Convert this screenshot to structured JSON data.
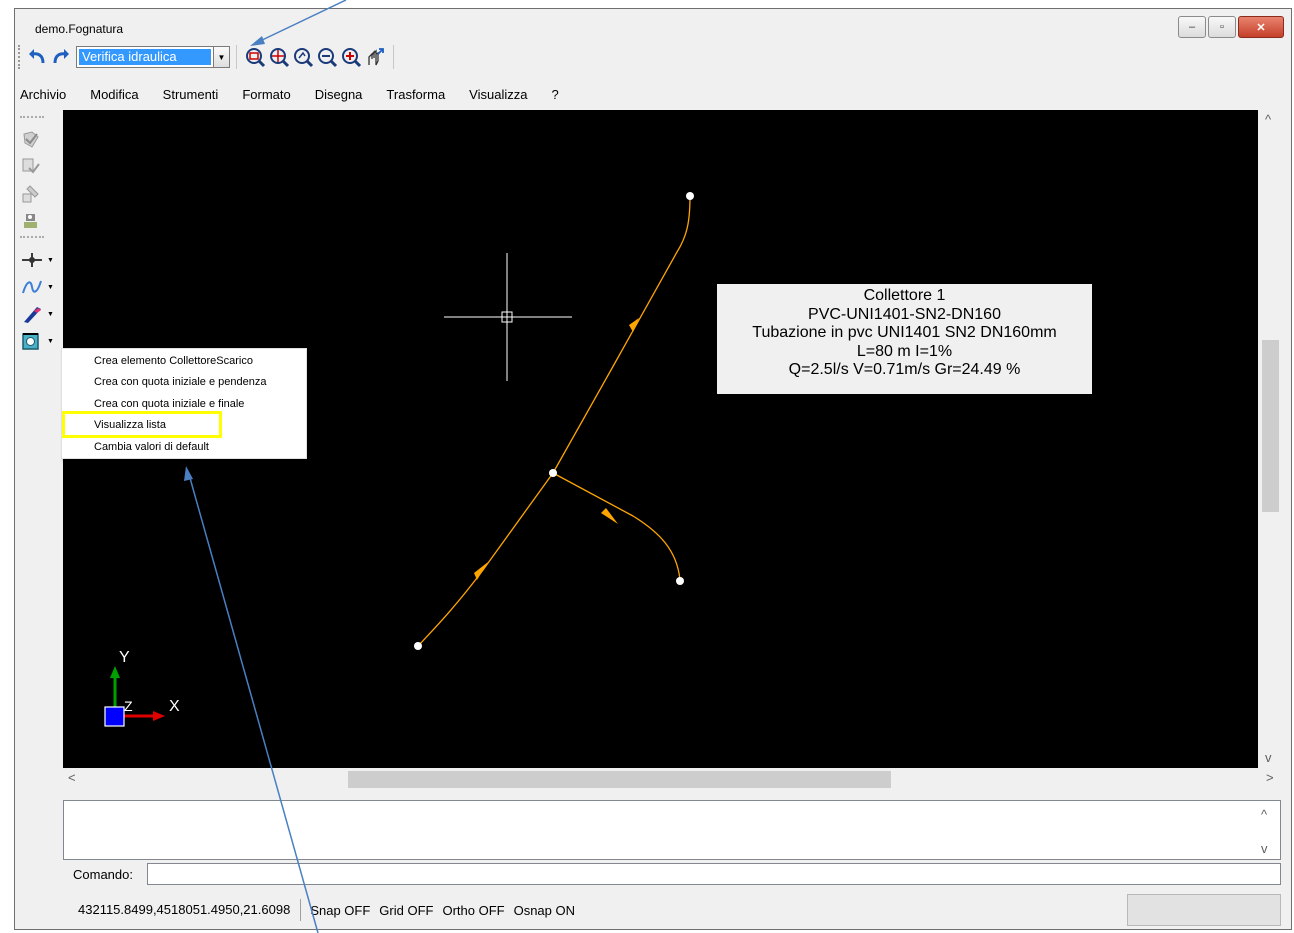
{
  "window": {
    "title": "demo.Fognatura",
    "controls": {
      "minimize": "–",
      "maximize": "▫",
      "close": "✕"
    }
  },
  "toolbar": {
    "mode_value": "Verifica idraulica",
    "icons": [
      "undo-icon",
      "redo-icon",
      "zoom-window-icon",
      "zoom-extents-icon",
      "zoom-previous-icon",
      "zoom-out-icon",
      "zoom-in-icon",
      "pan-icon"
    ]
  },
  "menu": [
    "Archivio",
    "Modifica",
    "Strumenti",
    "Formato",
    "Disegna",
    "Trasforma",
    "Visualizza",
    "?"
  ],
  "context_menu": {
    "items": [
      "Crea elemento CollettoreScarico",
      "Crea con quota iniziale e pendenza",
      "Crea con quota iniziale e finale",
      "Visualizza lista",
      "Cambia valori di default"
    ],
    "highlighted": "Visualizza lista"
  },
  "infobox": {
    "lines": [
      "Collettore 1",
      "PVC-UNI1401-SN2-DN160",
      "Tubazione in pvc UNI1401 SN2 DN160mm",
      "L=80 m I=1%",
      "Q=2.5l/s V=0.71m/s Gr=24.49 %"
    ]
  },
  "axes": {
    "x": "X",
    "y": "Y",
    "z": "Z"
  },
  "command": {
    "label": "Comando:",
    "value": ""
  },
  "status": {
    "coords": "432115.8499,4518051.4950,21.6098",
    "snap": "Snap OFF",
    "grid": "Grid OFF",
    "ortho": "Ortho OFF",
    "osnap": "Osnap ON"
  },
  "colors": {
    "pipe": "#ffa500",
    "canvas": "#000000",
    "highlight": "#ffff00",
    "annotation": "#4a7fc1",
    "selection": "#3399ff"
  }
}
■ ■ ■ ■
## OBJECTIVE
Go through the listing above and quote it exactly, apart from its images.

## RESPONSE FOR THIS EXERCISE
Convert this screenshot to structured JSON data.
{
  "window": {
    "title": "demo.Fognatura",
    "controls": {
      "minimize": "–",
      "maximize": "▫",
      "close": "✕"
    }
  },
  "toolbar": {
    "mode_value": "Verifica idraulica",
    "icons": [
      "undo-icon",
      "redo-icon",
      "zoom-window-icon",
      "zoom-extents-icon",
      "zoom-previous-icon",
      "zoom-out-icon",
      "zoom-in-icon",
      "pan-icon"
    ]
  },
  "menu": [
    "Archivio",
    "Modifica",
    "Strumenti",
    "Formato",
    "Disegna",
    "Trasforma",
    "Visualizza",
    "?"
  ],
  "context_menu": {
    "items": [
      "Crea elemento CollettoreScarico",
      "Crea con quota iniziale e pendenza",
      "Crea con quota iniziale e finale",
      "Visualizza lista",
      "Cambia valori di default"
    ],
    "highlighted": "Visualizza lista"
  },
  "infobox": {
    "lines": [
      "Collettore 1",
      "PVC-UNI1401-SN2-DN160",
      "Tubazione in pvc UNI1401 SN2 DN160mm",
      "L=80 m I=1%",
      "Q=2.5l/s V=0.71m/s Gr=24.49 %"
    ]
  },
  "axes": {
    "x": "X",
    "y": "Y",
    "z": "Z"
  },
  "command": {
    "label": "Comando:",
    "value": ""
  },
  "status": {
    "coords": "432115.8499,4518051.4950,21.6098",
    "snap": "Snap OFF",
    "grid": "Grid OFF",
    "ortho": "Ortho OFF",
    "osnap": "Osnap ON"
  },
  "colors": {
    "pipe": "#ffa500",
    "canvas": "#000000",
    "highlight": "#ffff00",
    "annotation": "#4a7fc1",
    "selection": "#3399ff"
  }
}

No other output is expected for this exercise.